[Short task] Where a line contains the word "GRAND", copy that line.

>> Begin Extracted data

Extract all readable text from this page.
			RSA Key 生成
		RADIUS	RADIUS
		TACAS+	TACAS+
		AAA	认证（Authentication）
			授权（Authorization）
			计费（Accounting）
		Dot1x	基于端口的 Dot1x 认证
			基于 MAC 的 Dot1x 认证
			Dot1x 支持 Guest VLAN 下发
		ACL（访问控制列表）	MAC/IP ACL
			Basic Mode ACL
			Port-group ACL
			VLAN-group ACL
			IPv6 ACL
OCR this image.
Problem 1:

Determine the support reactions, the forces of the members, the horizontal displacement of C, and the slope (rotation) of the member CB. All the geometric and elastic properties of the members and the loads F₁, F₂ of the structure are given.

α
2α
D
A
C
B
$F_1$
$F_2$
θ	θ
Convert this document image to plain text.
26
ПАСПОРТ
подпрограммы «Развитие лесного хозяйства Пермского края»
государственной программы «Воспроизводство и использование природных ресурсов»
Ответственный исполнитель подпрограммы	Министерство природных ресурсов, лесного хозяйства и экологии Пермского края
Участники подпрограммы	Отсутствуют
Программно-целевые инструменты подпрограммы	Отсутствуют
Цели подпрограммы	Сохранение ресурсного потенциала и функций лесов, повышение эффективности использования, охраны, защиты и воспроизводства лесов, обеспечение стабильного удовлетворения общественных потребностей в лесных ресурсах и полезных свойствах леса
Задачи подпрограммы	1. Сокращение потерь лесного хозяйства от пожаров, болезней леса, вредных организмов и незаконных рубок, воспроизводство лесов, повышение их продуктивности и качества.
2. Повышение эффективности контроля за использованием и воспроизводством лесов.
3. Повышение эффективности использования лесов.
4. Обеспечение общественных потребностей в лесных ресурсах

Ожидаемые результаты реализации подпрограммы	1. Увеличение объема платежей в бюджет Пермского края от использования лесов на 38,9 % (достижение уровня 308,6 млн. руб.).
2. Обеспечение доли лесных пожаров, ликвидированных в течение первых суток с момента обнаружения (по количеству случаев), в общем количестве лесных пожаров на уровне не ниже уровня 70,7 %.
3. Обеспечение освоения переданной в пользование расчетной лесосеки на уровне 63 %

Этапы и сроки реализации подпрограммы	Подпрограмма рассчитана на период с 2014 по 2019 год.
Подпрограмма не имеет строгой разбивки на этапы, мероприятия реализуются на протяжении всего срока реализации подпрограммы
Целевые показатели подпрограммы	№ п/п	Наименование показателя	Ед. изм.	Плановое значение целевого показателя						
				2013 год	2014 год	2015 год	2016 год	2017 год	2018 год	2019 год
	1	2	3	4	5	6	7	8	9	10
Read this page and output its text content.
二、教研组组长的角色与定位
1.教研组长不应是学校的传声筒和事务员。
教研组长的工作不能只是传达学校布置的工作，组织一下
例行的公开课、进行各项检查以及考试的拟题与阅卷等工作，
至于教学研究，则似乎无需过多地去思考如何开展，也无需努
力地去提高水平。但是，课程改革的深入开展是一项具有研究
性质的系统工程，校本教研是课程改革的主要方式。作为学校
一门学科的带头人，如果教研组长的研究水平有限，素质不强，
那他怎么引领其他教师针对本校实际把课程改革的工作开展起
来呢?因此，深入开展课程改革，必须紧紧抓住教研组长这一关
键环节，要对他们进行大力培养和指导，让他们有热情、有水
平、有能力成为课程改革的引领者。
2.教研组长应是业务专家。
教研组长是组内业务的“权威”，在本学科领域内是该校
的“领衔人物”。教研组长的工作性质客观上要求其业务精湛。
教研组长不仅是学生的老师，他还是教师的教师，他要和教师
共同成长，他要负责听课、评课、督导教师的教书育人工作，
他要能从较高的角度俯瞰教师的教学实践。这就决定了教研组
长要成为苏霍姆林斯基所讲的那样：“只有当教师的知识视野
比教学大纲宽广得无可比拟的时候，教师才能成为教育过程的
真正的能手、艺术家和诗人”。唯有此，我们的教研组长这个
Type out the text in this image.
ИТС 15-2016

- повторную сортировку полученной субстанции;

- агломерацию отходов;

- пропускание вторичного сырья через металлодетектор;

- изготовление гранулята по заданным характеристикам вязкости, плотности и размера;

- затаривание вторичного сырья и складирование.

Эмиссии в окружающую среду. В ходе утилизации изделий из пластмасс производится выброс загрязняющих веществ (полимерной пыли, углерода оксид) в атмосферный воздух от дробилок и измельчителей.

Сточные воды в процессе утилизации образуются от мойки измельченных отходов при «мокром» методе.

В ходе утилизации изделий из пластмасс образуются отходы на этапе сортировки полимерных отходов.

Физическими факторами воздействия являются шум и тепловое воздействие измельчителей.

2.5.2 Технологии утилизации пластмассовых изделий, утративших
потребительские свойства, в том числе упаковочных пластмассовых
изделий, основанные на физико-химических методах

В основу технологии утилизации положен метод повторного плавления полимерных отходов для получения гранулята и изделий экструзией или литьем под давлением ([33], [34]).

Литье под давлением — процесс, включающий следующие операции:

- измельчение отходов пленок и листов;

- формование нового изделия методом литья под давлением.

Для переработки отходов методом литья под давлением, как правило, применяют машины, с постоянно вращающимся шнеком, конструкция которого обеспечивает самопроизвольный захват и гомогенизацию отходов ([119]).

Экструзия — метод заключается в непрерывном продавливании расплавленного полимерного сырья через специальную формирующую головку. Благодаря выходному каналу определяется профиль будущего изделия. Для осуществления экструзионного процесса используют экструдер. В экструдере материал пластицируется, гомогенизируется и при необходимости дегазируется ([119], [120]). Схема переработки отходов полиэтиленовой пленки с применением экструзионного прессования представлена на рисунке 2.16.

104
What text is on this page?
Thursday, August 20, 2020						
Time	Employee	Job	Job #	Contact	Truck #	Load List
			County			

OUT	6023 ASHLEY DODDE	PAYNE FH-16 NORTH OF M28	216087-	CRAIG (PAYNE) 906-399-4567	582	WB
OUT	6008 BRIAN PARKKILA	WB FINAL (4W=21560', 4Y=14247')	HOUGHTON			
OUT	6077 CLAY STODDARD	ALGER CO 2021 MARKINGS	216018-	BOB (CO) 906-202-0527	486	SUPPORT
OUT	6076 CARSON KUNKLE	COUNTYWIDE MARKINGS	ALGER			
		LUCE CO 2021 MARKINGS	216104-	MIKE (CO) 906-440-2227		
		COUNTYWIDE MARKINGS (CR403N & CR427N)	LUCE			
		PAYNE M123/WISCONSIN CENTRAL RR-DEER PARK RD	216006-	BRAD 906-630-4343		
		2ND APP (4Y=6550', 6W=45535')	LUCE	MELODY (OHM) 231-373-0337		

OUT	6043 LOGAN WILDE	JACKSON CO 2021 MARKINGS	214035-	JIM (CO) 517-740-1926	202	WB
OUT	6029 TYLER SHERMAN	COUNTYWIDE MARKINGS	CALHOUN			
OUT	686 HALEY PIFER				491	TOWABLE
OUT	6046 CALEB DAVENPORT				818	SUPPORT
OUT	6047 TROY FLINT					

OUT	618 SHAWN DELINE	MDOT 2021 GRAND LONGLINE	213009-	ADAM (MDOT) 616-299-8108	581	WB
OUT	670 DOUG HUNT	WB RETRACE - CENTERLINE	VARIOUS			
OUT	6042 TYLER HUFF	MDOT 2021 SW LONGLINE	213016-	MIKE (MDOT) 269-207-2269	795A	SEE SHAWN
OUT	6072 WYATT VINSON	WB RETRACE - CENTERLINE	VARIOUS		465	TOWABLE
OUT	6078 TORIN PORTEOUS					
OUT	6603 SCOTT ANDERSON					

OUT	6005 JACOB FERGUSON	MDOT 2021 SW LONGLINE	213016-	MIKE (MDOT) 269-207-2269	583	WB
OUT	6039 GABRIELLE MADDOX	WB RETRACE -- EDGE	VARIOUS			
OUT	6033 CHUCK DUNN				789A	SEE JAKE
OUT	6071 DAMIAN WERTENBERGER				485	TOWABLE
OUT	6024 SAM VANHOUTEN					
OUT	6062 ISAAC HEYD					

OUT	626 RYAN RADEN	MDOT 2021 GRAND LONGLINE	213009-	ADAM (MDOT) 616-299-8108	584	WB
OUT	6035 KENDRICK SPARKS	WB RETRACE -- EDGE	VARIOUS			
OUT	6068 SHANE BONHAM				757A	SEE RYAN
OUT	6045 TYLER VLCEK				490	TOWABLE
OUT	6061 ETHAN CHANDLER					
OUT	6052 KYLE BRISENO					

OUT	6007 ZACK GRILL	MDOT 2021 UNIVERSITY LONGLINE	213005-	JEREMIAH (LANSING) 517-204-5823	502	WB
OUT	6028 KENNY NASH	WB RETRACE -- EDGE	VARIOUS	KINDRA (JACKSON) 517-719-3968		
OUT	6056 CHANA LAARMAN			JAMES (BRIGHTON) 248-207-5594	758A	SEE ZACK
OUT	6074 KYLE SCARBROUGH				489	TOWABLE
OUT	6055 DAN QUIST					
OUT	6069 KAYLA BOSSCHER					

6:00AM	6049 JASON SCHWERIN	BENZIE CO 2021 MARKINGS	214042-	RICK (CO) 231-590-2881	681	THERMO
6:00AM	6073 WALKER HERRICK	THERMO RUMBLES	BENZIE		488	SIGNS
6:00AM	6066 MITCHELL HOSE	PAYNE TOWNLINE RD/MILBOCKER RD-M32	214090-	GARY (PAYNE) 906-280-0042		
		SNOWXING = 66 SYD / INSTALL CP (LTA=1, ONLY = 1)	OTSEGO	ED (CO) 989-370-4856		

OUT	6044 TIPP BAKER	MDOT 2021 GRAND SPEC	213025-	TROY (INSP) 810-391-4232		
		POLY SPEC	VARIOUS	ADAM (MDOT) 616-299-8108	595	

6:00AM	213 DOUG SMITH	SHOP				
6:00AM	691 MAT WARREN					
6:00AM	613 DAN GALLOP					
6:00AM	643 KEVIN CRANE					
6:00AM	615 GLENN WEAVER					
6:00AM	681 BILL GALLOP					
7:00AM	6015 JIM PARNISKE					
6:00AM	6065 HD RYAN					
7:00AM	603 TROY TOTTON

>> End Extracted data

[Complete output]
OUT	618 SHAWN DELINE	MDOT 2021 GRAND LONGLINE	213009-	ADAM (MDOT) 616-299-8108	581	WB
OUT	626 RYAN RADEN	MDOT 2021 GRAND LONGLINE	213009-	ADAM (MDOT) 616-299-8108	584	WB
OUT	6044 TIPP BAKER	MDOT 2021 GRAND SPEC	213025-	TROY (INSP) 810-391-4232		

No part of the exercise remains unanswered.